◆ Exercise objective: Can you quote the data below word for word, starting at its first line and ending at the line that contains "layers-icon bbox=[825, 1488, 858, 1521]", with both of those lines included?

----------------------------------------

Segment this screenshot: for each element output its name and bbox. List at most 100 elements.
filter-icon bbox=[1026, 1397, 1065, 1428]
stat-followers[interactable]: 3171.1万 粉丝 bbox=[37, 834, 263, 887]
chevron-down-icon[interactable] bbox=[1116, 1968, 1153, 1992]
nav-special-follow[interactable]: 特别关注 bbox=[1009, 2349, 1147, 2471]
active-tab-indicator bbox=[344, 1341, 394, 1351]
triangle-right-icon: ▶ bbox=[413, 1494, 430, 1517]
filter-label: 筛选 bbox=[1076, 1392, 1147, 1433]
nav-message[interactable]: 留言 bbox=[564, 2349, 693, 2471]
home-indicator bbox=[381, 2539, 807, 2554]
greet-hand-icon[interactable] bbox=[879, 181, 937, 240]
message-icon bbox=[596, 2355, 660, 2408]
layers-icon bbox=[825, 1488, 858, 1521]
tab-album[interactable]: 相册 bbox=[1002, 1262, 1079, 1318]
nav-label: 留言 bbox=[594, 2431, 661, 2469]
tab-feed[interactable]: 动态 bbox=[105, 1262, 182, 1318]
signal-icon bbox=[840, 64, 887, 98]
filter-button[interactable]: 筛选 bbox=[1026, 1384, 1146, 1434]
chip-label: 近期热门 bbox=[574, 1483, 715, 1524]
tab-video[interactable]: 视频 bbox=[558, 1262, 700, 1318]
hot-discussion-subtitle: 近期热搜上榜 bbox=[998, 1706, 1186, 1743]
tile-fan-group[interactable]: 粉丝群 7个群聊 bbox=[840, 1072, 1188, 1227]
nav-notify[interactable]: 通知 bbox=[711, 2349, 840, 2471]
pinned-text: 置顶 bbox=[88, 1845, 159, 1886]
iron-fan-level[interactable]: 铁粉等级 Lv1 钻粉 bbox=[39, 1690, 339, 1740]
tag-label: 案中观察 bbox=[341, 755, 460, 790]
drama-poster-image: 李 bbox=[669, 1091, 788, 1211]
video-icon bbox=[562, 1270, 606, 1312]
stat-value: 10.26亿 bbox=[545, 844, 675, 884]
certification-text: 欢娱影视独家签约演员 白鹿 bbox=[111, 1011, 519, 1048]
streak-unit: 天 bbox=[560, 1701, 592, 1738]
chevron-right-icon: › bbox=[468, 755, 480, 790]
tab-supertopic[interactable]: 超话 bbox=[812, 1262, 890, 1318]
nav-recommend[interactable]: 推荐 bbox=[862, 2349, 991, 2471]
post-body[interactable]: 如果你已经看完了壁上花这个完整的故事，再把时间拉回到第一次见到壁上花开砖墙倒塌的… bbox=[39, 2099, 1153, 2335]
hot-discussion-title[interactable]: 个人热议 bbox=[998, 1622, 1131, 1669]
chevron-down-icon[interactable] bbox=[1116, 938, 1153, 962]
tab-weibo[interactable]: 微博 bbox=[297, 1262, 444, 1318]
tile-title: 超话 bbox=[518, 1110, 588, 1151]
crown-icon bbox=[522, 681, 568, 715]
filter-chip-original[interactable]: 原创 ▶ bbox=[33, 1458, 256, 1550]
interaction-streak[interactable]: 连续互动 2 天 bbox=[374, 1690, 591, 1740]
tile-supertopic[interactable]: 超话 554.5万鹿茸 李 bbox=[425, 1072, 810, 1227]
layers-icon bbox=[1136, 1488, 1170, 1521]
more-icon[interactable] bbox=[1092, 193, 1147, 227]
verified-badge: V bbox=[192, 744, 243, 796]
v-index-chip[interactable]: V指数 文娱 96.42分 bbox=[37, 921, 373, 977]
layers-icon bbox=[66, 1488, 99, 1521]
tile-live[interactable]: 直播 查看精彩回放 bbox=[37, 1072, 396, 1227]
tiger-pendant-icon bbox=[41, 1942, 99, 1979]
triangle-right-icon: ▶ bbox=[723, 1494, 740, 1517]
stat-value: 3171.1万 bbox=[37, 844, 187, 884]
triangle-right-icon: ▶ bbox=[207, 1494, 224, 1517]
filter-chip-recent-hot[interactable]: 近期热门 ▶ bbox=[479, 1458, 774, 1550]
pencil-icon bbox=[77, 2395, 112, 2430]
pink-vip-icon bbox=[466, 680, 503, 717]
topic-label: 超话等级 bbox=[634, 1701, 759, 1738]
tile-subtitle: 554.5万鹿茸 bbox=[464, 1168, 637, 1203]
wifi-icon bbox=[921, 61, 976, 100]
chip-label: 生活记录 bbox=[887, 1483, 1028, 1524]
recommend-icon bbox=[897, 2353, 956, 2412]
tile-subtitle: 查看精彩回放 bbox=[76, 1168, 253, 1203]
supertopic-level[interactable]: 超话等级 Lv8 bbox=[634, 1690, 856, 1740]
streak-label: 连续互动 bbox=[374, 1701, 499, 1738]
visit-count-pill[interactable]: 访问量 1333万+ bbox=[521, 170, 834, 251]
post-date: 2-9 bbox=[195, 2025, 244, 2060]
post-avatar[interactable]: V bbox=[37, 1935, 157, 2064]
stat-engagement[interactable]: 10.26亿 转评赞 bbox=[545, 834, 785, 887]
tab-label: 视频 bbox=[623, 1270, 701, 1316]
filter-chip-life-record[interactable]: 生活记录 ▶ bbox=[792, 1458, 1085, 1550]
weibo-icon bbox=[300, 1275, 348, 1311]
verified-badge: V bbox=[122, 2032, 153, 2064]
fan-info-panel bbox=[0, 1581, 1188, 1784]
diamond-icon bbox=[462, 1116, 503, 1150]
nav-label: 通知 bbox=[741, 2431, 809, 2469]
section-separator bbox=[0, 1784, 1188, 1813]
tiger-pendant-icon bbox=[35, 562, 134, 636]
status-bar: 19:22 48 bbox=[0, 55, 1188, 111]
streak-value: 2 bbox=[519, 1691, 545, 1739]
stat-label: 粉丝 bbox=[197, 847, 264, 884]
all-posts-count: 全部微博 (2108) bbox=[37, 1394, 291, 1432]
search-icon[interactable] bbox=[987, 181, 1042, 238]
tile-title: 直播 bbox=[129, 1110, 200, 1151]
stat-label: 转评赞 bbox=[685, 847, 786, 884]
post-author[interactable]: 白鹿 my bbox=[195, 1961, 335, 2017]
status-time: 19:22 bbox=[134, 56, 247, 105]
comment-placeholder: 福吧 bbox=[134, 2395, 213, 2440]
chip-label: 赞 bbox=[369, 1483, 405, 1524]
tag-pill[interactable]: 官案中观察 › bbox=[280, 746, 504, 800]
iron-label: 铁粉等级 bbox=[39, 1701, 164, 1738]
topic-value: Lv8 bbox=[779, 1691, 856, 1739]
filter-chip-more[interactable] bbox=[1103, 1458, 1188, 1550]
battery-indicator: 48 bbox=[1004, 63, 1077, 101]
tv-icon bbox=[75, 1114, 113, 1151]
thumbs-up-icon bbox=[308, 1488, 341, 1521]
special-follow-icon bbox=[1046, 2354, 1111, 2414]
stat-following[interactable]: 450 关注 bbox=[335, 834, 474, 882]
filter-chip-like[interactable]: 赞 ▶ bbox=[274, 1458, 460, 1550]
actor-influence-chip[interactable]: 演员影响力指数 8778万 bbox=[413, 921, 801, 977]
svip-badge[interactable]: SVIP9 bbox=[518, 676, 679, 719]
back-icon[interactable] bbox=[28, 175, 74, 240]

----------------------------------------

◆ Complete answer:
Segment this screenshot: for each element output its name and bbox. List at most 100 elements.
filter-icon bbox=[1026, 1397, 1065, 1428]
stat-followers[interactable]: 3171.1万 粉丝 bbox=[37, 834, 263, 887]
chevron-down-icon[interactable] bbox=[1116, 1968, 1153, 1992]
nav-special-follow[interactable]: 特别关注 bbox=[1009, 2349, 1147, 2471]
active-tab-indicator bbox=[344, 1341, 394, 1351]
triangle-right-icon: ▶ bbox=[413, 1494, 430, 1517]
filter-label: 筛选 bbox=[1076, 1392, 1147, 1433]
nav-message[interactable]: 留言 bbox=[564, 2349, 693, 2471]
home-indicator bbox=[381, 2539, 807, 2554]
greet-hand-icon[interactable] bbox=[879, 181, 937, 240]
message-icon bbox=[596, 2355, 660, 2408]
layers-icon bbox=[825, 1488, 858, 1521]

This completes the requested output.